(What the task requires)
Output every line of the material exactly, omitting images.

[Entries taken from a collection]
-- Begin --

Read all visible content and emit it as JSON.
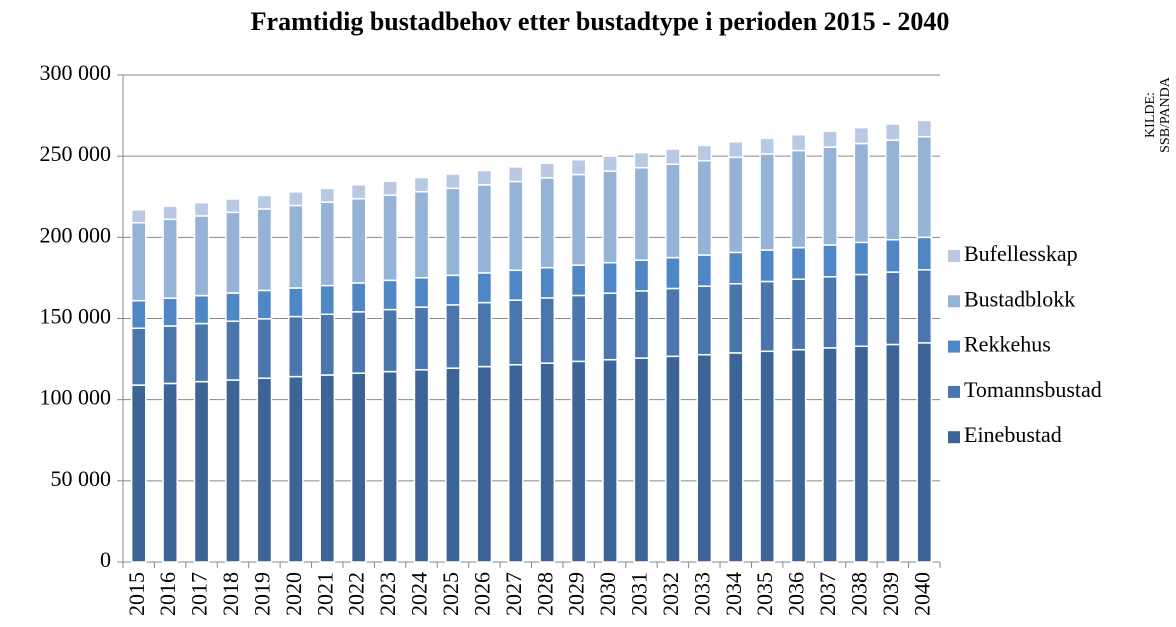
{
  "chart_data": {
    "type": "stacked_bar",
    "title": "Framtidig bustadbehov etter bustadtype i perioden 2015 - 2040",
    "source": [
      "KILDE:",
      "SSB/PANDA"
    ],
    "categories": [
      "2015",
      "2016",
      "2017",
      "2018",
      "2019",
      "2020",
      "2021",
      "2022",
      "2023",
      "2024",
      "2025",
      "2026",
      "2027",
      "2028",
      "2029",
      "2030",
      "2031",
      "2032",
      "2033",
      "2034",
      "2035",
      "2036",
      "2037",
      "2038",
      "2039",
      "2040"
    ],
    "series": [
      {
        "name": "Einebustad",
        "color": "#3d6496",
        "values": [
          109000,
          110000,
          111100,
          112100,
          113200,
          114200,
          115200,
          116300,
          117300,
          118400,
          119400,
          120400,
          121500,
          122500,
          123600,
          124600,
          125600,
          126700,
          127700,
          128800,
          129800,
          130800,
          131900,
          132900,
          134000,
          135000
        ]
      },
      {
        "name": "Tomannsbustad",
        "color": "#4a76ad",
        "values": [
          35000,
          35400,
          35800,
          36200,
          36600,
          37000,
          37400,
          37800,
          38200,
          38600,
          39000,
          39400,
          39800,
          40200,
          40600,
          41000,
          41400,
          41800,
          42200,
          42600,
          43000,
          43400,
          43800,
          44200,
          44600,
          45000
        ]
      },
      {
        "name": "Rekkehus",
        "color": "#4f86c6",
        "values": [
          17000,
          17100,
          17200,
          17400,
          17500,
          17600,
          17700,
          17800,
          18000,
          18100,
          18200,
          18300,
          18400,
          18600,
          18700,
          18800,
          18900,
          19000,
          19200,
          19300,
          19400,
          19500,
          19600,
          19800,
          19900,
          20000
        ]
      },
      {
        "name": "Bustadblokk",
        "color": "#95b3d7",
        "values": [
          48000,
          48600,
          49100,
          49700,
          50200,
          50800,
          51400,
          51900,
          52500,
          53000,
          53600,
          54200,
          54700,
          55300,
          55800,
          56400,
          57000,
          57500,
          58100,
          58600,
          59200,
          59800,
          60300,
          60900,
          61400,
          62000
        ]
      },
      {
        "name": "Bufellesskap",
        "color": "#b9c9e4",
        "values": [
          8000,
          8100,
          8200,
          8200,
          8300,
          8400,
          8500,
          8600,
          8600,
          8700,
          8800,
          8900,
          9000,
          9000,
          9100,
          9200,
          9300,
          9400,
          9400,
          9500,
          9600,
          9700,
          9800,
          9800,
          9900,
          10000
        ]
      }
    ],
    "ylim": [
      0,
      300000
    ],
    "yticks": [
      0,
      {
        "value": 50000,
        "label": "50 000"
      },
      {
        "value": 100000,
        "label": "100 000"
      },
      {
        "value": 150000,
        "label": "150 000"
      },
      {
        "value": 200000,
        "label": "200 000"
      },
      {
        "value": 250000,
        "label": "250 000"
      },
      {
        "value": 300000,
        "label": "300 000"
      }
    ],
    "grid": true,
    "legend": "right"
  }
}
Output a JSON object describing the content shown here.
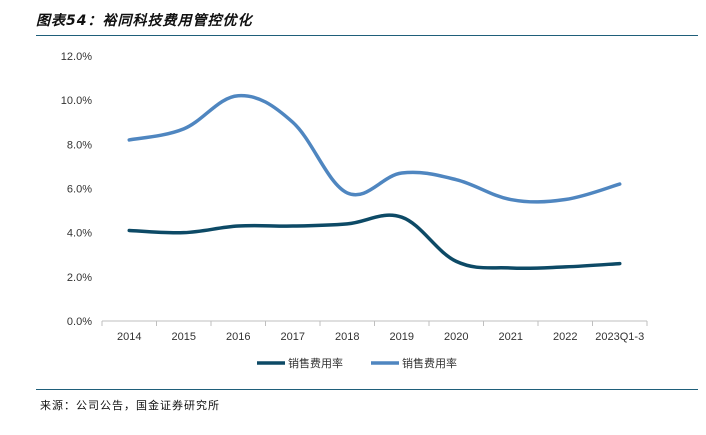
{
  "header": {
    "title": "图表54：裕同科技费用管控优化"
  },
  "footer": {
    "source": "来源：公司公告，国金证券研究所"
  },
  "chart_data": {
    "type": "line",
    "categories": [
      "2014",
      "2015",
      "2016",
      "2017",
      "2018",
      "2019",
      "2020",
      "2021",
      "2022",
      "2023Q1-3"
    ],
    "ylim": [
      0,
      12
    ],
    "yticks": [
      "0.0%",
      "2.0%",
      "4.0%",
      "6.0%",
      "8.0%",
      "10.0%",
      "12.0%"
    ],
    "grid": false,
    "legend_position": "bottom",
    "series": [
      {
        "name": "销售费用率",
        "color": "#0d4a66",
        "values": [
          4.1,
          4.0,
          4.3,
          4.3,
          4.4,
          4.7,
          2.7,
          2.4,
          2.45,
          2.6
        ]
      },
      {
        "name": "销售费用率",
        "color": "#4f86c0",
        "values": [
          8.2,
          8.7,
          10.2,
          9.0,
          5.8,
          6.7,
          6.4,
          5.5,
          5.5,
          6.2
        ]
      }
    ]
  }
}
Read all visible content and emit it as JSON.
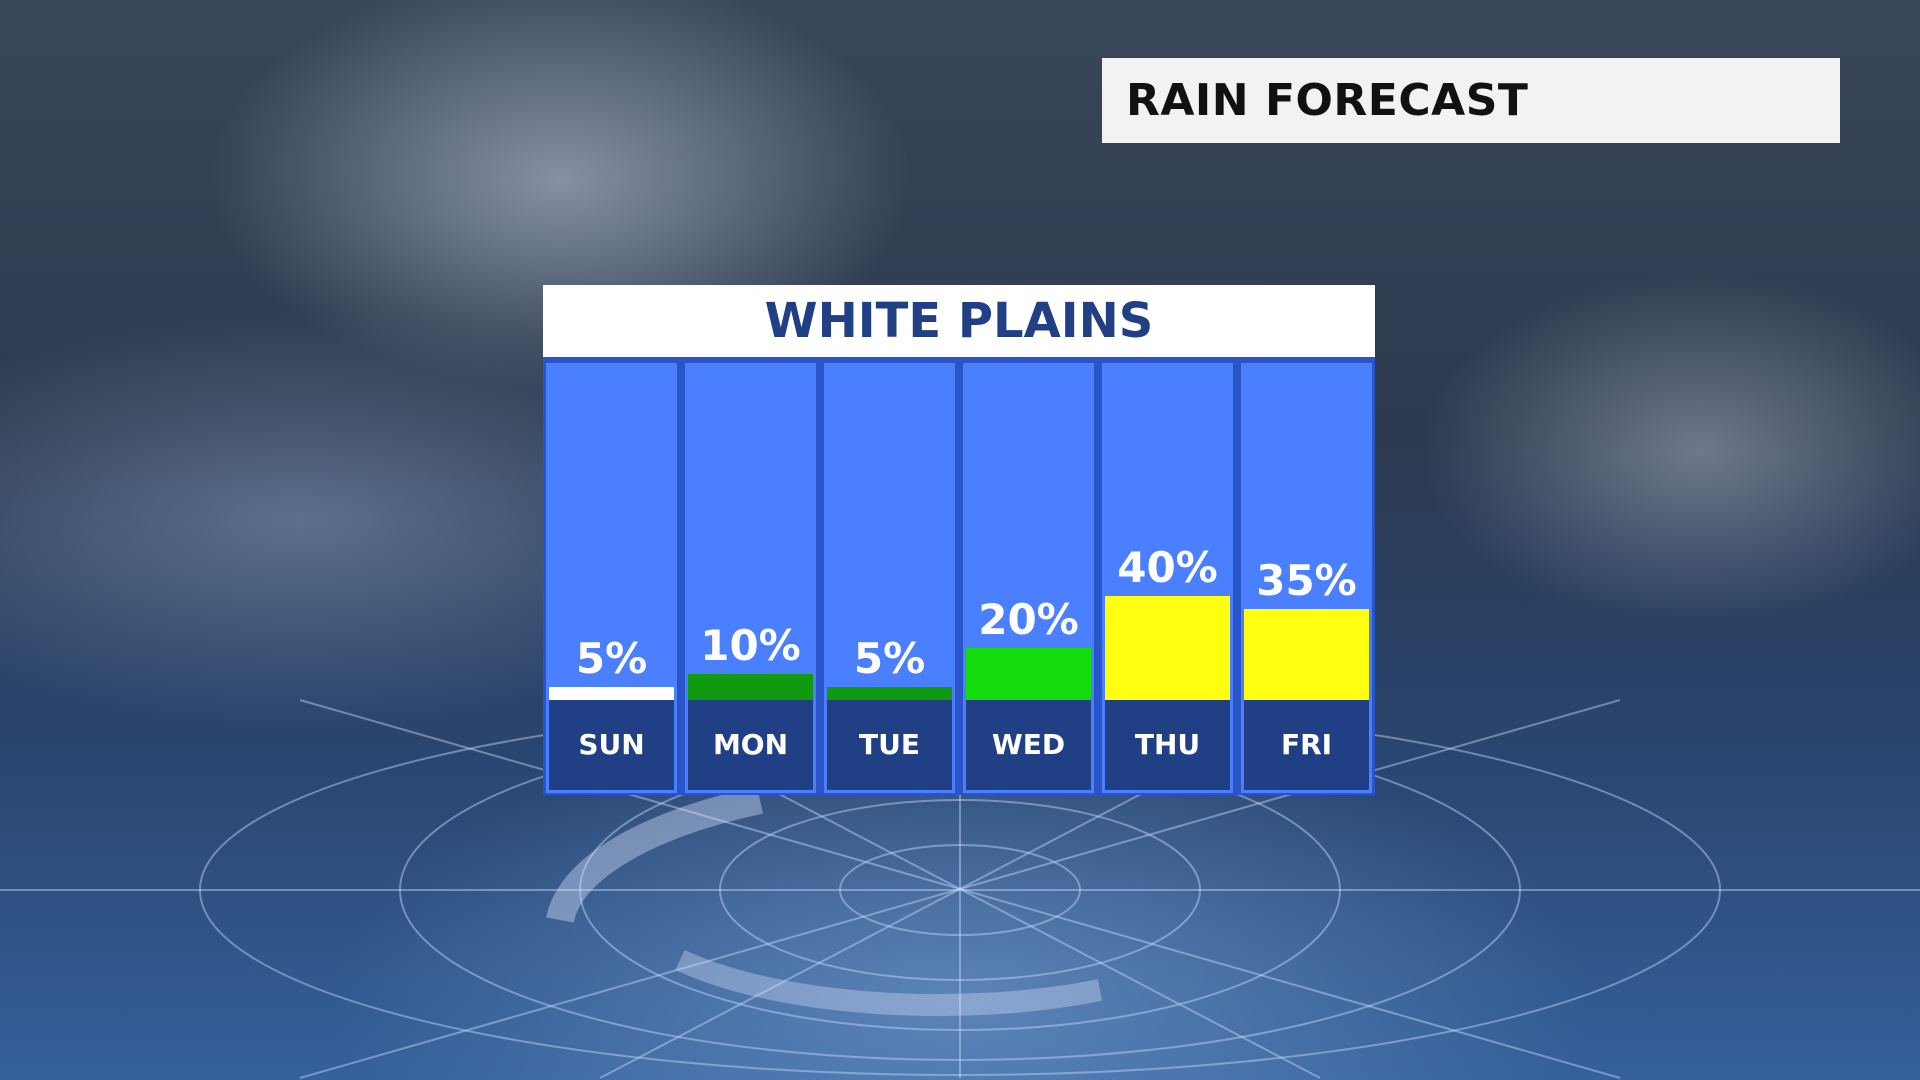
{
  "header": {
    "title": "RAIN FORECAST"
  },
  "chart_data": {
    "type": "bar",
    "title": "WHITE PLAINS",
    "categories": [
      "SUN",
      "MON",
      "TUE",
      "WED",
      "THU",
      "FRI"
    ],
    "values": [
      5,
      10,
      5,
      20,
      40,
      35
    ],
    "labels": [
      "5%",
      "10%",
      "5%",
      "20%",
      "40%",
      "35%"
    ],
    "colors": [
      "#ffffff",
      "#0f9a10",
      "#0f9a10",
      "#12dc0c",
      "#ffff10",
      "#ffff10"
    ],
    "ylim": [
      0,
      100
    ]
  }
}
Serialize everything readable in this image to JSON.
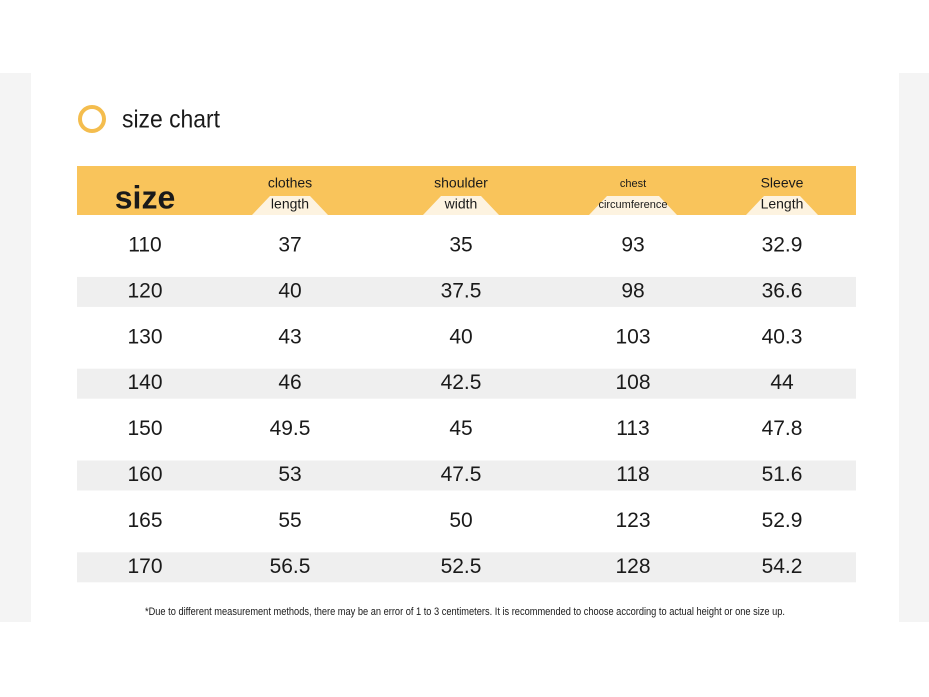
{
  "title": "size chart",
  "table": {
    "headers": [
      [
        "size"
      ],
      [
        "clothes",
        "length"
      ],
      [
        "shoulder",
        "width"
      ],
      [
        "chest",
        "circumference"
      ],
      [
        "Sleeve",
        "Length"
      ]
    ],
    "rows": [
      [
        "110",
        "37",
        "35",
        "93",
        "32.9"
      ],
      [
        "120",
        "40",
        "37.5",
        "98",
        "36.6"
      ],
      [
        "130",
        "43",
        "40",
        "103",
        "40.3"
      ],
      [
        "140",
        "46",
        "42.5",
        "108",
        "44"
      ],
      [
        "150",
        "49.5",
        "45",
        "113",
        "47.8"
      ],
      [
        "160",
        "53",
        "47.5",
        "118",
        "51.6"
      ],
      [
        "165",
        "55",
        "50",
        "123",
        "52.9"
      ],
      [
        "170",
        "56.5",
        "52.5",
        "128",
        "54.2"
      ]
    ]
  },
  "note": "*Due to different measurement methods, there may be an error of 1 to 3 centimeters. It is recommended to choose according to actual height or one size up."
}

-- End --

(Exercise answer)
Read all visible content and emit it as JSON.
{
  "chart_data": {
    "type": "stacked_bar",
    "title": "Framtidig bustadbehov etter bustadtype i perioden 2015 - 2040",
    "source": [
      "KILDE:",
      "SSB/PANDA"
    ],
    "categories": [
      "2015",
      "2016",
      "2017",
      "2018",
      "2019",
      "2020",
      "2021",
      "2022",
      "2023",
      "2024",
      "2025",
      "2026",
      "2027",
      "2028",
      "2029",
      "2030",
      "2031",
      "2032",
      "2033",
      "2034",
      "2035",
      "2036",
      "2037",
      "2038",
      "2039",
      "2040"
    ],
    "series": [
      {
        "name": "Einebustad",
        "color": "#3d6496",
        "values": [
          109000,
          110000,
          111100,
          112100,
          113200,
          114200,
          115200,
          116300,
          117300,
          118400,
          119400,
          120400,
          121500,
          122500,
          123600,
          124600,
          125600,
          126700,
          127700,
          128800,
          129800,
          130800,
          131900,
          132900,
          134000,
          135000
        ]
      },
      {
        "name": "Tomannsbustad",
        "color": "#4a76ad",
        "values": [
          35000,
          35400,
          35800,
          36200,
          36600,
          37000,
          37400,
          37800,
          38200,
          38600,
          39000,
          39400,
          39800,
          40200,
          40600,
          41000,
          41400,
          41800,
          42200,
          42600,
          43000,
          43400,
          43800,
          44200,
          44600,
          45000
        ]
      },
      {
        "name": "Rekkehus",
        "color": "#4f86c6",
        "values": [
          17000,
          17100,
          17200,
          17400,
          17500,
          17600,
          17700,
          17800,
          18000,
          18100,
          18200,
          18300,
          18400,
          18600,
          18700,
          18800,
          18900,
          19000,
          19200,
          19300,
          19400,
          19500,
          19600,
          19800,
          19900,
          20000
        ]
      },
      {
        "name": "Bustadblokk",
        "color": "#95b3d7",
        "values": [
          48000,
          48600,
          49100,
          49700,
          50200,
          50800,
          51400,
          51900,
          52500,
          53000,
          53600,
          54200,
          54700,
          55300,
          55800,
          56400,
          57000,
          57500,
          58100,
          58600,
          59200,
          59800,
          60300,
          60900,
          61400,
          62000
        ]
      },
      {
        "name": "Bufellesskap",
        "color": "#b9c9e4",
        "values": [
          8000,
          8100,
          8200,
          8200,
          8300,
          8400,
          8500,
          8600,
          8600,
          8700,
          8800,
          8900,
          9000,
          9000,
          9100,
          9200,
          9300,
          9400,
          9400,
          9500,
          9600,
          9700,
          9800,
          9800,
          9900,
          10000
        ]
      }
    ],
    "ylim": [
      0,
      300000
    ],
    "yticks": [
      0,
      {
        "value": 50000,
        "label": "50 000"
      },
      {
        "value": 100000,
        "label": "100 000"
      },
      {
        "value": 150000,
        "label": "150 000"
      },
      {
        "value": 200000,
        "label": "200 000"
      },
      {
        "value": 250000,
        "label": "250 000"
      },
      {
        "value": 300000,
        "label": "300 000"
      }
    ],
    "grid": true,
    "legend": "right"
  }
}
Output a JSON object describing the content shown here.
{
  "header": {
    "title": "图表54：裕同科技费用管控优化"
  },
  "footer": {
    "source": "来源：公司公告，国金证券研究所"
  },
  "chart_data": {
    "type": "line",
    "categories": [
      "2014",
      "2015",
      "2016",
      "2017",
      "2018",
      "2019",
      "2020",
      "2021",
      "2022",
      "2023Q1-3"
    ],
    "ylim": [
      0,
      12
    ],
    "yticks": [
      "0.0%",
      "2.0%",
      "4.0%",
      "6.0%",
      "8.0%",
      "10.0%",
      "12.0%"
    ],
    "grid": false,
    "legend_position": "bottom",
    "series": [
      {
        "name": "销售费用率",
        "color": "#0d4a66",
        "values": [
          4.1,
          4.0,
          4.3,
          4.3,
          4.4,
          4.7,
          2.7,
          2.4,
          2.45,
          2.6
        ]
      },
      {
        "name": "销售费用率",
        "color": "#4f86c0",
        "values": [
          8.2,
          8.7,
          10.2,
          9.0,
          5.8,
          6.7,
          6.4,
          5.5,
          5.5,
          6.2
        ]
      }
    ]
  }
}
Read all visible content and emit it as JSON.
{
  "header": {
    "title": "RAIN FORECAST"
  },
  "chart_data": {
    "type": "bar",
    "title": "WHITE PLAINS",
    "categories": [
      "SUN",
      "MON",
      "TUE",
      "WED",
      "THU",
      "FRI"
    ],
    "values": [
      5,
      10,
      5,
      20,
      40,
      35
    ],
    "labels": [
      "5%",
      "10%",
      "5%",
      "20%",
      "40%",
      "35%"
    ],
    "colors": [
      "#ffffff",
      "#0f9a10",
      "#0f9a10",
      "#12dc0c",
      "#ffff10",
      "#ffff10"
    ],
    "ylim": [
      0,
      100
    ]
  }
}
Serialize everything readable in this image to JSON.
{
  "title": "size chart",
  "table": {
    "headers": [
      [
        "size"
      ],
      [
        "clothes",
        "length"
      ],
      [
        "shoulder",
        "width"
      ],
      [
        "chest",
        "circumference"
      ],
      [
        "Sleeve",
        "Length"
      ]
    ],
    "rows": [
      [
        "110",
        "37",
        "35",
        "93",
        "32.9"
      ],
      [
        "120",
        "40",
        "37.5",
        "98",
        "36.6"
      ],
      [
        "130",
        "43",
        "40",
        "103",
        "40.3"
      ],
      [
        "140",
        "46",
        "42.5",
        "108",
        "44"
      ],
      [
        "150",
        "49.5",
        "45",
        "113",
        "47.8"
      ],
      [
        "160",
        "53",
        "47.5",
        "118",
        "51.6"
      ],
      [
        "165",
        "55",
        "50",
        "123",
        "52.9"
      ],
      [
        "170",
        "56.5",
        "52.5",
        "128",
        "54.2"
      ]
    ]
  },
  "note": "*Due to different measurement methods, there may be an error of 1 to 3 centimeters. It is recommended to choose according to actual height or one size up."
}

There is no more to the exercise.